Problem details: Restate the entries below word for word, omitting nothing.
---------- Excerpted records ----------
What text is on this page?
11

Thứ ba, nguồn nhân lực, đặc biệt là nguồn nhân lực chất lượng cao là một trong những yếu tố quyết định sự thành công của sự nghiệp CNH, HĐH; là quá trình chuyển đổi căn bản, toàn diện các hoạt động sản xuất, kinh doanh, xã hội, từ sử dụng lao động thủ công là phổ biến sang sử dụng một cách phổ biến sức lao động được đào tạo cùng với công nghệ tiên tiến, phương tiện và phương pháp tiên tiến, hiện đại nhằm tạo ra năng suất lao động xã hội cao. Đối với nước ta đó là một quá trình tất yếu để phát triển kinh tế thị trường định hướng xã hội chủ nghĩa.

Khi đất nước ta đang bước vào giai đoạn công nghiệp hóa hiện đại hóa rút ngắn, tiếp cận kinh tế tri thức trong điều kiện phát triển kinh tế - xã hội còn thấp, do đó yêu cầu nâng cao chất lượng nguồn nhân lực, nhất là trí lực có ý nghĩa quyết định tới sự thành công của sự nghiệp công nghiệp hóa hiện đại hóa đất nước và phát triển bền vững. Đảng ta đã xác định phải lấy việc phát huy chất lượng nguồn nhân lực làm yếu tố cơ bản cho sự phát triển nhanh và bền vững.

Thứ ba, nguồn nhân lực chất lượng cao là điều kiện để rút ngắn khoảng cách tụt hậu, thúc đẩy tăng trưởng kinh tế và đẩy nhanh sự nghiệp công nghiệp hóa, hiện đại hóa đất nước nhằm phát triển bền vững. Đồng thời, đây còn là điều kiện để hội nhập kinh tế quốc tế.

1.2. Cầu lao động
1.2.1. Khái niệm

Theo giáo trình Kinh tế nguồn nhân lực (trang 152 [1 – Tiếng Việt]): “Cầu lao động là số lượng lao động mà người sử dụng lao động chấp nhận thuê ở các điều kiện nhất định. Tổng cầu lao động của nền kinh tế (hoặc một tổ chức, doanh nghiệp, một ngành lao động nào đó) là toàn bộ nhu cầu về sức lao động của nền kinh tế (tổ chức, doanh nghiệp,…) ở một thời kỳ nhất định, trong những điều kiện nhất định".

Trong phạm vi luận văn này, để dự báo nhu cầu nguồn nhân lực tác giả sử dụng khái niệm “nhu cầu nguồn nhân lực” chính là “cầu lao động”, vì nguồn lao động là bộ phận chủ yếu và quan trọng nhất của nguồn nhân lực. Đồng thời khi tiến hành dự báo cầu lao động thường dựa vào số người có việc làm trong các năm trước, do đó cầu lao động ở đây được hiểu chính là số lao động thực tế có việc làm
----------
Result:
What text is on this page?
11

Thứ ba, nguồn nhân lực, đặc biệt là nguồn nhân lực chất lượng cao là một trong những yếu tố quyết định sự thành công của sự nghiệp CNH, HĐH; là quá trình chuyển đổi căn bản, toàn diện các hoạt động sản xuất, kinh doanh, xã hội, từ sử dụng lao động thủ công là phổ biến sang sử dụng một cách phổ biến sức lao động được đào tạo cùng với công nghệ tiên tiến, phương tiện và phương pháp tiên tiến, hiện đại nhằm tạo ra năng suất lao động xã hội cao. Đối với nước ta đó là một quá trình tất yếu để phát triển kinh tế thị trường định hướng xã hội chủ nghĩa.

Khi đất nước ta đang bước vào giai đoạn công nghiệp hóa hiện đại hóa rút ngắn, tiếp cận kinh tế tri thức trong điều kiện phát triển kinh tế - xã hội còn thấp, do đó yêu cầu nâng cao chất lượng nguồn nhân lực, nhất là trí lực có ý nghĩa quyết định tới sự thành công của sự nghiệp công nghiệp hóa hiện đại hóa đất nước và phát triển bền vững. Đảng ta đã xác định phải lấy việc phát huy chất lượng nguồn nhân lực làm yếu tố cơ bản cho sự phát triển nhanh và bền vững.

Thứ ba, nguồn nhân lực chất lượng cao là điều kiện để rút ngắn khoảng cách tụt hậu, thúc đẩy tăng trưởng kinh tế và đẩy nhanh sự nghiệp công nghiệp hóa, hiện đại hóa đất nước nhằm phát triển bền vững. Đồng thời, đây còn là điều kiện để hội nhập kinh tế quốc tế.

1.2. Cầu lao động
1.2.1. Khái niệm

Theo giáo trình Kinh tế nguồn nhân lực (trang 152 [1 – Tiếng Việt]): “Cầu lao động là số lượng lao động mà người sử dụng lao động chấp nhận thuê ở các điều kiện nhất định. Tổng cầu lao động của nền kinh tế (hoặc một tổ chức, doanh nghiệp, một ngành lao động nào đó) là toàn bộ nhu cầu về sức lao động của nền kinh tế (tổ chức, doanh nghiệp,…) ở một thời kỳ nhất định, trong những điều kiện nhất định".

Trong phạm vi luận văn này, để dự báo nhu cầu nguồn nhân lực tác giả sử dụng khái niệm “nhu cầu nguồn nhân lực” chính là “cầu lao động”, vì nguồn lao động là bộ phận chủ yếu và quan trọng nhất của nguồn nhân lực. Đồng thời khi tiến hành dự báo cầu lao động thường dựa vào số người có việc làm trong các năm trước, do đó cầu lao động ở đây được hiểu chính là số lao động thực tế có việc làm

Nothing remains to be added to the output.